**TASK REQUIREMENTS:** List all lines of the data containing the word "filed".

--- BEGIN RAW DATA ---

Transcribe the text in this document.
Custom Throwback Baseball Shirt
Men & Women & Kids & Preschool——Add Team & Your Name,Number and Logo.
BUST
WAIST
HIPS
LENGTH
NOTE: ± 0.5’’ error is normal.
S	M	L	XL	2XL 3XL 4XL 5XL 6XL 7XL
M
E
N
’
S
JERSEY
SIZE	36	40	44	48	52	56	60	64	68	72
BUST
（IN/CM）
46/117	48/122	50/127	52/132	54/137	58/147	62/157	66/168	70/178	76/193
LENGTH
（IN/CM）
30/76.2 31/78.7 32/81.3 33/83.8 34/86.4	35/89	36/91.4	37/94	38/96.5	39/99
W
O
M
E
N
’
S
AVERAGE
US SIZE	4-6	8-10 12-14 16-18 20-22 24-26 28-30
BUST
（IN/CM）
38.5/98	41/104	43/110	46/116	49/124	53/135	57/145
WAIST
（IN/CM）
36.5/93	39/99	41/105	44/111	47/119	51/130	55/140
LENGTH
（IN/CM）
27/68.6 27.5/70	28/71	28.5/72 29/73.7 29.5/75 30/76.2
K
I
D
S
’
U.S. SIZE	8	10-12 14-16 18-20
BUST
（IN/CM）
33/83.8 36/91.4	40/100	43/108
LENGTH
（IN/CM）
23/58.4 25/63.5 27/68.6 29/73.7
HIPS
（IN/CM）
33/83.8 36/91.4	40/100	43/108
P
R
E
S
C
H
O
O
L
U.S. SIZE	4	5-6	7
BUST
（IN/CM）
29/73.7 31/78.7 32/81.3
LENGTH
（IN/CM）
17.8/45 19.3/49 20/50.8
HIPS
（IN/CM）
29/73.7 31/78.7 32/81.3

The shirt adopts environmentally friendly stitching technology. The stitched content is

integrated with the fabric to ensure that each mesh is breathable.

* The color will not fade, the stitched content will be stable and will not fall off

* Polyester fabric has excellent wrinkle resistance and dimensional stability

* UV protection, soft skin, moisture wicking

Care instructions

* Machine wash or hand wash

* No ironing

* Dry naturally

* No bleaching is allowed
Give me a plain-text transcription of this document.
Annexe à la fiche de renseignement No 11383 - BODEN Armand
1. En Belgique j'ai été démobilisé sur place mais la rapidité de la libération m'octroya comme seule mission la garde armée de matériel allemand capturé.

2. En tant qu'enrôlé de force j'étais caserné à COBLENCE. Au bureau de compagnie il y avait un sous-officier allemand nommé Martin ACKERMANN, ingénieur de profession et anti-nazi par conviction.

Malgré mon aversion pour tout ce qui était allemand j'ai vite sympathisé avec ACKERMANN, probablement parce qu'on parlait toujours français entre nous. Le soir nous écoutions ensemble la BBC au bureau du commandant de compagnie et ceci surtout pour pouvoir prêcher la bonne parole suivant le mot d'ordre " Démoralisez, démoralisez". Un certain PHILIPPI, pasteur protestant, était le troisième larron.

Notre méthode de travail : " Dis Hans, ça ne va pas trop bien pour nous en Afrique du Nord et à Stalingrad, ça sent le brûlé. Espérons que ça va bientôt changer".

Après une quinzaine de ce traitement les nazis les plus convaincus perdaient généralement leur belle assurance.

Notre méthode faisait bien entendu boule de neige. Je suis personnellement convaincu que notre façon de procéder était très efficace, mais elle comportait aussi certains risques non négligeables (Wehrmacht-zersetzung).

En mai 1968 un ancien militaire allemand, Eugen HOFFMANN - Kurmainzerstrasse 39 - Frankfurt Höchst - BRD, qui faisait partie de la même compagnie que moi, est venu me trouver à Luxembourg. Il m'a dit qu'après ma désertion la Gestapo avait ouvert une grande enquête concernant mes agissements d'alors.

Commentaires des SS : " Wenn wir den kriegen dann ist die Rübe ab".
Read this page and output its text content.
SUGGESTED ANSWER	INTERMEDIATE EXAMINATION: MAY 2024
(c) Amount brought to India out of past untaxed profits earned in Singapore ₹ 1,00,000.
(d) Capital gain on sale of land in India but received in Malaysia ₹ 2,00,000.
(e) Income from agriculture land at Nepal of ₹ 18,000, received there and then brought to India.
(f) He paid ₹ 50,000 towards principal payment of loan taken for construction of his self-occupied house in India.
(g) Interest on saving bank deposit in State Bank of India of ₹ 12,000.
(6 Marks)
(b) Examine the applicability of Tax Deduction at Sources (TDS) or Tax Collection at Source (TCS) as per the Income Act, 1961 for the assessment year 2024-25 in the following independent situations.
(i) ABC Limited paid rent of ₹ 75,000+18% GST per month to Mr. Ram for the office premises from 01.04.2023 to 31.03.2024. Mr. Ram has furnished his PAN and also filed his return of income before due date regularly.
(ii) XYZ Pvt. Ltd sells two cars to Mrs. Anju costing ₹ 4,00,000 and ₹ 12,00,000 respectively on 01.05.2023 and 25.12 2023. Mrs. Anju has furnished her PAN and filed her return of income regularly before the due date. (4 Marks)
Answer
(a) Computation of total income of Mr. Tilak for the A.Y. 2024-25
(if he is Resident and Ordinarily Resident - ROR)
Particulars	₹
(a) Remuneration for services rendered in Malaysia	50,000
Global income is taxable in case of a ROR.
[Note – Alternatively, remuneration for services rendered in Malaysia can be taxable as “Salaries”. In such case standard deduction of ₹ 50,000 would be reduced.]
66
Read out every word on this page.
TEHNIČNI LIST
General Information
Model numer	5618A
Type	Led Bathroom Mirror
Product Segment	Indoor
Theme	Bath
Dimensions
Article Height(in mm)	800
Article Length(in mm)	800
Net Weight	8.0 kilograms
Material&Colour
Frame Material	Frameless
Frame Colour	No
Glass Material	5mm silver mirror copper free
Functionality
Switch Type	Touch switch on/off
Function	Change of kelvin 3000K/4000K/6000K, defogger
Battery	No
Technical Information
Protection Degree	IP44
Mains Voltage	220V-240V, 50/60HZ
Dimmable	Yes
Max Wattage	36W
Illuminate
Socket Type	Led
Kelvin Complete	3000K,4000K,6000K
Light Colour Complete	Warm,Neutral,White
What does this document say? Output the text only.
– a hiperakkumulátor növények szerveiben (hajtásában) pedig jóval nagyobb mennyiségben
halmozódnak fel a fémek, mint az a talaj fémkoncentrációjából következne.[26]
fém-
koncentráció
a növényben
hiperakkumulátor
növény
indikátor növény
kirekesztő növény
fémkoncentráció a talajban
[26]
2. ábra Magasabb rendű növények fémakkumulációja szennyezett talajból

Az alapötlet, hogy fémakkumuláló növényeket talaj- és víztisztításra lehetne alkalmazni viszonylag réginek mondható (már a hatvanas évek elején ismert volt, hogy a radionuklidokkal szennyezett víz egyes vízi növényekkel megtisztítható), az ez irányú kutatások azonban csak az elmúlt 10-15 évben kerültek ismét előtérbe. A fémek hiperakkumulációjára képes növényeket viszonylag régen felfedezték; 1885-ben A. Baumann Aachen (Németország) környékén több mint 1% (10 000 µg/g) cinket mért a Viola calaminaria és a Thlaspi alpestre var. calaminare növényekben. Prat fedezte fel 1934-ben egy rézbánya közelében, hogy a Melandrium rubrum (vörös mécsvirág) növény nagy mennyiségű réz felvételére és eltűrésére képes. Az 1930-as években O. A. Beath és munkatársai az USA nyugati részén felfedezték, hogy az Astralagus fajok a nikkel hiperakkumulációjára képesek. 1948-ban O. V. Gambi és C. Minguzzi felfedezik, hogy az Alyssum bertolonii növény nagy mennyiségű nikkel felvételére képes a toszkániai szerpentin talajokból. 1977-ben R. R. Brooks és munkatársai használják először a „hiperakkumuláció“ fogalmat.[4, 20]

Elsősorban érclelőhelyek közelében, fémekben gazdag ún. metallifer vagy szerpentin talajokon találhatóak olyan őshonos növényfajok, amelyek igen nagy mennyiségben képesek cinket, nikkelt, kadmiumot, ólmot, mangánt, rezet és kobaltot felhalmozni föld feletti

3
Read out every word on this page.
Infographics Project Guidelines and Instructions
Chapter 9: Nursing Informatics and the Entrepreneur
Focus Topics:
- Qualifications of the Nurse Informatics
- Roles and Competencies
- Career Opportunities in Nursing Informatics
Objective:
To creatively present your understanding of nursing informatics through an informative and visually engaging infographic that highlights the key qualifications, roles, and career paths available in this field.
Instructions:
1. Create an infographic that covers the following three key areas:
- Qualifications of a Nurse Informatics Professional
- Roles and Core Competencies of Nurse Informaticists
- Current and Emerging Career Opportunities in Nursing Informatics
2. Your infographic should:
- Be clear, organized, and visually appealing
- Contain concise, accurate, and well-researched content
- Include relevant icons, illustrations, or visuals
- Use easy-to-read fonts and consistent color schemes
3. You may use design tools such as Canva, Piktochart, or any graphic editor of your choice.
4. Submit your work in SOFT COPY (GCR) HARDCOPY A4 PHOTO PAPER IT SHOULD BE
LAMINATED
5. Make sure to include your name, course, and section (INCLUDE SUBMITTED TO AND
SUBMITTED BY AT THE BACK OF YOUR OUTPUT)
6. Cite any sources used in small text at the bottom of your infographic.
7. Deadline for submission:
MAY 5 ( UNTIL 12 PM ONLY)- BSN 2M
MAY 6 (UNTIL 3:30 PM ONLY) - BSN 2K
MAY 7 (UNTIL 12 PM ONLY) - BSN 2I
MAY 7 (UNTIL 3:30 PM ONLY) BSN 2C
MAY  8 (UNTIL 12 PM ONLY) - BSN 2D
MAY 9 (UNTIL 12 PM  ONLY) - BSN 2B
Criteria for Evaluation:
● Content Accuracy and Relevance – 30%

--- END RAW DATA ---

**SOLUTION BELOW:**
(i) ABC Limited paid rent of ₹ 75,000+18% GST per month to Mr. Ram for the office premises from 01.04.2023 to 31.03.2024. Mr. Ram has furnished his PAN and also filed his return of income before due date regularly.
(ii) XYZ Pvt. Ltd sells two cars to Mrs. Anju costing ₹ 4,00,000 and ₹ 12,00,000 respectively on 01.05.2023 and 25.12 2023. Mrs. Anju has furnished her PAN and filed her return of income regularly before the due date. (4 Marks)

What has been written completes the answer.